» **Material provided**:

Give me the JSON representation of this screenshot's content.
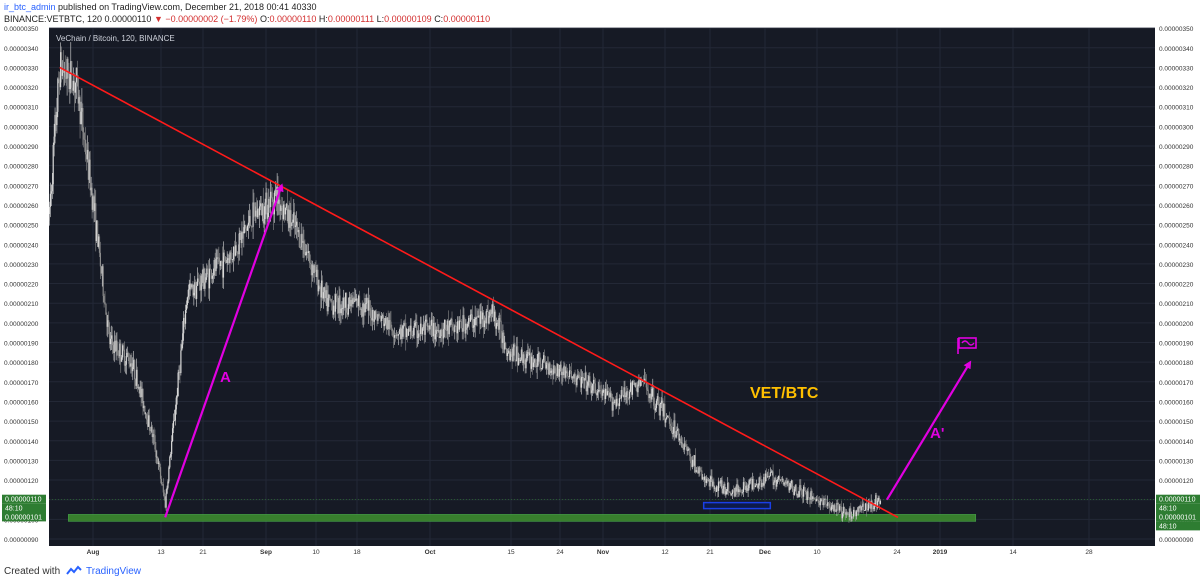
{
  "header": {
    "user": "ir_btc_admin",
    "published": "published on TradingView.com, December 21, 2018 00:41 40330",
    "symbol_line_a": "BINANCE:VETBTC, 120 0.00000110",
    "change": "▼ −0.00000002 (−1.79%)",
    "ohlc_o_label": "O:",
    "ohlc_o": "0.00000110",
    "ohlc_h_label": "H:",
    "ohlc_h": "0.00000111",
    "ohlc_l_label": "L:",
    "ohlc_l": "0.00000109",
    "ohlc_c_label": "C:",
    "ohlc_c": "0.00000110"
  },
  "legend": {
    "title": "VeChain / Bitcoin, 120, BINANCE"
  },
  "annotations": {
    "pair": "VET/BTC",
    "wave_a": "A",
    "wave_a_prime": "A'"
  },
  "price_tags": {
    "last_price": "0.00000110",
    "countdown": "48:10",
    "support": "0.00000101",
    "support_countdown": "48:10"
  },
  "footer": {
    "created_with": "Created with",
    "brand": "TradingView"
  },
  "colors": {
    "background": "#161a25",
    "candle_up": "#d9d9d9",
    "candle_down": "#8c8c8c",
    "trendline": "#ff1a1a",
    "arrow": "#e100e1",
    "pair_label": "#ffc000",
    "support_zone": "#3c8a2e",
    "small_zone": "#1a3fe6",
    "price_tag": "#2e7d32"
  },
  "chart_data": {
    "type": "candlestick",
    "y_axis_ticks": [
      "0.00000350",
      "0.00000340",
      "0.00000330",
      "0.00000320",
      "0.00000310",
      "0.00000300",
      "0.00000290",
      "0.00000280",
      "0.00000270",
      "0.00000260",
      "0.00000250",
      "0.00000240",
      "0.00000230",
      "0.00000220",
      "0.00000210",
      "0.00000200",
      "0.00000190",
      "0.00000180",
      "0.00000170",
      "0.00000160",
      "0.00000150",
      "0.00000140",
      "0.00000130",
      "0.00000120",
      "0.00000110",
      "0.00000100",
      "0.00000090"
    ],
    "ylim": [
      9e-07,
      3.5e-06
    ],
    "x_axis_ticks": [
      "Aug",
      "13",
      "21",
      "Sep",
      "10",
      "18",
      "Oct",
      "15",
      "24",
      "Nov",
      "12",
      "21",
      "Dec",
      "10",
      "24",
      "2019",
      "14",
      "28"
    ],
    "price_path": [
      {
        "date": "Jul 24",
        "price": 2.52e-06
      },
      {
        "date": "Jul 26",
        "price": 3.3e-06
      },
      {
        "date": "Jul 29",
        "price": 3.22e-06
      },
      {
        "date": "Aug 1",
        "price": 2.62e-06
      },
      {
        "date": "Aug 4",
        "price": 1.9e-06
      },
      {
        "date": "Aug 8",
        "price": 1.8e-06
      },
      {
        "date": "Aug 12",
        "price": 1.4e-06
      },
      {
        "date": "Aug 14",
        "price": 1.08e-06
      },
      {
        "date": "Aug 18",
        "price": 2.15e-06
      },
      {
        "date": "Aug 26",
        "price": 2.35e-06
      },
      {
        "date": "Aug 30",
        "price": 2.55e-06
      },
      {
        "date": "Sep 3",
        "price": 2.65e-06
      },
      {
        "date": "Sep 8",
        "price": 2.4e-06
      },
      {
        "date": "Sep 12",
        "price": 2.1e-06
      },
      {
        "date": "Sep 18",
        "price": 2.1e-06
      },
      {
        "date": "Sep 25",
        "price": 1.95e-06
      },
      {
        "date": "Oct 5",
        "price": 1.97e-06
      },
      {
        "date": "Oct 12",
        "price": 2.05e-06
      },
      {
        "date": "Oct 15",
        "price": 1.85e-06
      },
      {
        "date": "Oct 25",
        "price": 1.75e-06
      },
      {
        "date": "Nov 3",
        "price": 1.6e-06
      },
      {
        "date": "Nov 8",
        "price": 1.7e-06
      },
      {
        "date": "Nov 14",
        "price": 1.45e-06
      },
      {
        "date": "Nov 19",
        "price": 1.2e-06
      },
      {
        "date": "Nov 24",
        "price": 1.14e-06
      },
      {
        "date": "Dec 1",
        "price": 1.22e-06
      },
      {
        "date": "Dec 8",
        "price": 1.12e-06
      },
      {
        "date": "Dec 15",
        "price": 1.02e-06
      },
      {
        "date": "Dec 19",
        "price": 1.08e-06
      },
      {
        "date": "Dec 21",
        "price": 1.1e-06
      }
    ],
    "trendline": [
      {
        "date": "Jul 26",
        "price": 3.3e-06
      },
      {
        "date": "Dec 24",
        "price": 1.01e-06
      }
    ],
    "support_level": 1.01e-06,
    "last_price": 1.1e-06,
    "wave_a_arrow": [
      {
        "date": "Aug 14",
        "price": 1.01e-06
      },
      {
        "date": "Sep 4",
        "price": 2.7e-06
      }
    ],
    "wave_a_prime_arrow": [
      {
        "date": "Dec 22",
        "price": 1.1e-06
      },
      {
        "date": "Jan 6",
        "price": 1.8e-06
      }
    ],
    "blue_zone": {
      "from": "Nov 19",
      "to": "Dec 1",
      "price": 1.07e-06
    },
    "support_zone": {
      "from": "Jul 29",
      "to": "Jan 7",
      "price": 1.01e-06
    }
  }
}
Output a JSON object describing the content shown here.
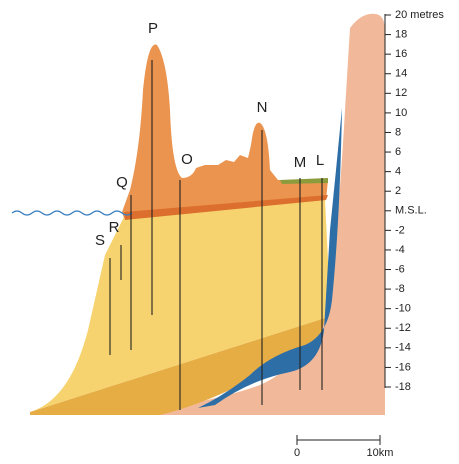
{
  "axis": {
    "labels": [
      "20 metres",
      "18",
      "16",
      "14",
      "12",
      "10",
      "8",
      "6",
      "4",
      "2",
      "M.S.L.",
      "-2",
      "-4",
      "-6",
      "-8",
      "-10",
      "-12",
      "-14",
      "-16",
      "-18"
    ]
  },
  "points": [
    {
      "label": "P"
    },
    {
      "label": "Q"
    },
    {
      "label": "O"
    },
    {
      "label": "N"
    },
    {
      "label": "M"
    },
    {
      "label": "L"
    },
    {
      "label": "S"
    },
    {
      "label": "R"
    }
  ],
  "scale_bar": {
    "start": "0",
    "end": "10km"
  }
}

==

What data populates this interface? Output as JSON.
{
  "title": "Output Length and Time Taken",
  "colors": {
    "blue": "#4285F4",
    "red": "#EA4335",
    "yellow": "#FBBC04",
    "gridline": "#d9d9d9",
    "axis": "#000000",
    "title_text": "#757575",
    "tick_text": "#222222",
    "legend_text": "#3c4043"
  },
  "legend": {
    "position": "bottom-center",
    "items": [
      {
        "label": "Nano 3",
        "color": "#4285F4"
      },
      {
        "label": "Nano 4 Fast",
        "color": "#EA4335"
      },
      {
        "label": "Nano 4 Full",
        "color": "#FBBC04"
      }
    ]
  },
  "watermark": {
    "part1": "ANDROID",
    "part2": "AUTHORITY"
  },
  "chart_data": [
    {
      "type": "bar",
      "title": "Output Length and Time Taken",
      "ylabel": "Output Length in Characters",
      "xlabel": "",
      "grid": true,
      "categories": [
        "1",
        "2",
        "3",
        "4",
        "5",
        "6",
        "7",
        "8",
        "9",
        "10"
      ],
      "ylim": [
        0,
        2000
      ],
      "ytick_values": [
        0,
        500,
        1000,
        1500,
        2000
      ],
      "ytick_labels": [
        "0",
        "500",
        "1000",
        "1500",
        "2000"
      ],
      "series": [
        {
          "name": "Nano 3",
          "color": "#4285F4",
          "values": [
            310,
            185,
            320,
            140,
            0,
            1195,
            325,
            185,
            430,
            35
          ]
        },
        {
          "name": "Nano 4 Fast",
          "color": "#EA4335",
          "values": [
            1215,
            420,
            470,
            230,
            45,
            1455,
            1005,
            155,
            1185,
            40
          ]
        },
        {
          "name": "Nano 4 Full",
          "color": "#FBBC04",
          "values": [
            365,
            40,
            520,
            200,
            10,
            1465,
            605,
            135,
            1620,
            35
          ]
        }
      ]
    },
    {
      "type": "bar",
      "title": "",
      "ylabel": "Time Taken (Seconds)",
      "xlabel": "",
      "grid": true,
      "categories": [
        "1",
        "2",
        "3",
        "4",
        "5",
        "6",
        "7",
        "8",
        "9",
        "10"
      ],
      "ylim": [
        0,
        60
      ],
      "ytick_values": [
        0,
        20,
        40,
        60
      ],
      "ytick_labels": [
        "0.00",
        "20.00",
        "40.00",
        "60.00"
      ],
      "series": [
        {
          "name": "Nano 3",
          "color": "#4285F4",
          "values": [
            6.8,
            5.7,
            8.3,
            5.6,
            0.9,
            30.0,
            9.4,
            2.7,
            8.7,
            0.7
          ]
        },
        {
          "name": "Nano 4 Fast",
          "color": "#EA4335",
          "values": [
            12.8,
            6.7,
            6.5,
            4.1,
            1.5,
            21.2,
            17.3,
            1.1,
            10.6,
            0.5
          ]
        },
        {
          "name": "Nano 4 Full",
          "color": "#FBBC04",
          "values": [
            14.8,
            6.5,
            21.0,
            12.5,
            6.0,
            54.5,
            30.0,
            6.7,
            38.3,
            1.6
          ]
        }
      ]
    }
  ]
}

» **The problem**: Determine the number of lines in the listing that contain the string "Length". Write that number and nothing else.

» **In response**: 3